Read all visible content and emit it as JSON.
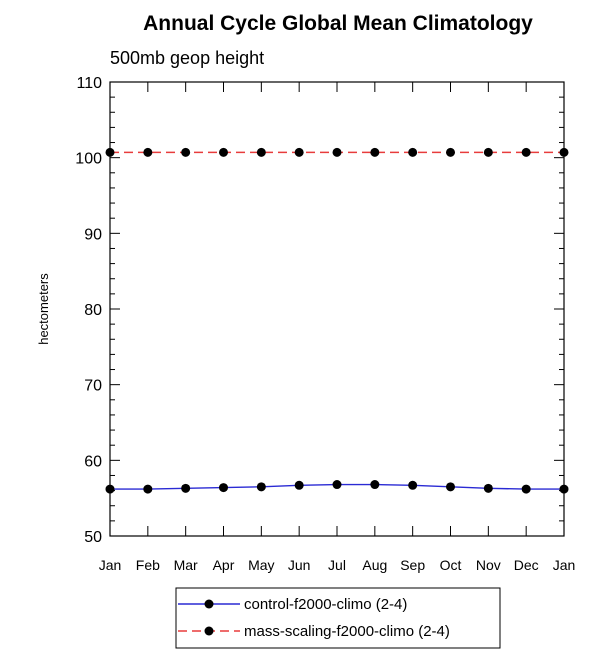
{
  "chart_data": {
    "type": "line",
    "title": "Annual Cycle Global Mean Climatology",
    "subtitle": "500mb geop height",
    "xlabel": "",
    "ylabel": "hectometers",
    "ylim": [
      50,
      110
    ],
    "yticks": [
      "50",
      "60",
      "70",
      "80",
      "90",
      "100",
      "110"
    ],
    "categories": [
      "Jan",
      "Feb",
      "Mar",
      "Apr",
      "May",
      "Jun",
      "Jul",
      "Aug",
      "Sep",
      "Oct",
      "Nov",
      "Dec",
      "Jan"
    ],
    "series": [
      {
        "name": "control-f2000-climo (2-4)",
        "color": "#2a2ad4",
        "dash": "solid",
        "values": [
          56.2,
          56.2,
          56.3,
          56.4,
          56.5,
          56.7,
          56.8,
          56.8,
          56.7,
          56.5,
          56.3,
          56.2,
          56.2
        ]
      },
      {
        "name": "mass-scaling-f2000-climo (2-4)",
        "color": "#e83c3c",
        "dash": "dashed",
        "values": [
          100.7,
          100.7,
          100.7,
          100.7,
          100.7,
          100.7,
          100.7,
          100.7,
          100.7,
          100.7,
          100.7,
          100.7,
          100.7
        ]
      }
    ],
    "grid": false,
    "legend_position": "bottom"
  }
}
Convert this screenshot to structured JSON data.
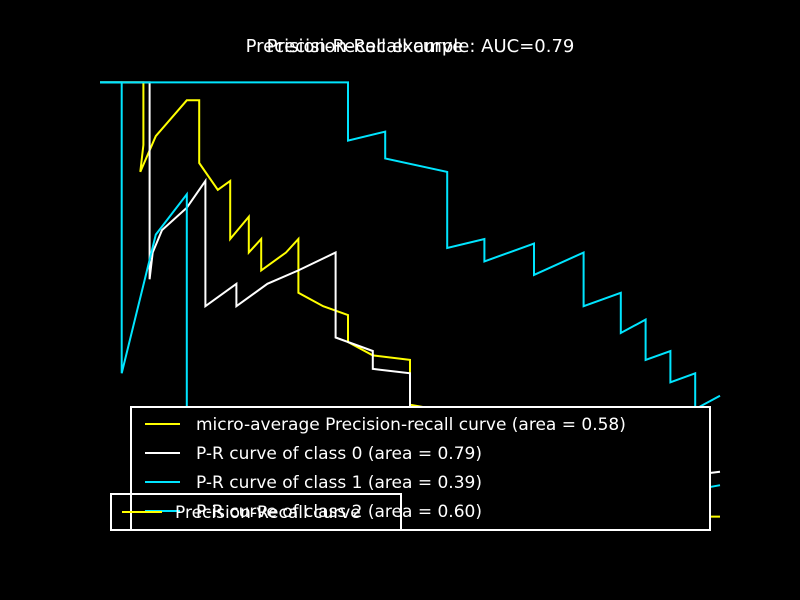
========================
### Set problem
Copy out all of the material exactly as written, without its pictures.

### Exercise solution
Read all visible content and emit it as JSON.
{
  "chart_data": {
    "type": "line",
    "title": "Annual Cycle Global Mean Climatology",
    "subtitle": "500mb geop height",
    "xlabel": "",
    "ylabel": "hectometers",
    "ylim": [
      50,
      110
    ],
    "yticks": [
      "50",
      "60",
      "70",
      "80",
      "90",
      "100",
      "110"
    ],
    "categories": [
      "Jan",
      "Feb",
      "Mar",
      "Apr",
      "May",
      "Jun",
      "Jul",
      "Aug",
      "Sep",
      "Oct",
      "Nov",
      "Dec",
      "Jan"
    ],
    "series": [
      {
        "name": "control-f2000-climo (2-4)",
        "color": "#2a2ad4",
        "dash": "solid",
        "values": [
          56.2,
          56.2,
          56.3,
          56.4,
          56.5,
          56.7,
          56.8,
          56.8,
          56.7,
          56.5,
          56.3,
          56.2,
          56.2
        ]
      },
      {
        "name": "mass-scaling-f2000-climo (2-4)",
        "color": "#e83c3c",
        "dash": "dashed",
        "values": [
          100.7,
          100.7,
          100.7,
          100.7,
          100.7,
          100.7,
          100.7,
          100.7,
          100.7,
          100.7,
          100.7,
          100.7,
          100.7
        ]
      }
    ],
    "grid": false,
    "legend_position": "bottom"
  }
}
Convert this screenshot to structured JSON data.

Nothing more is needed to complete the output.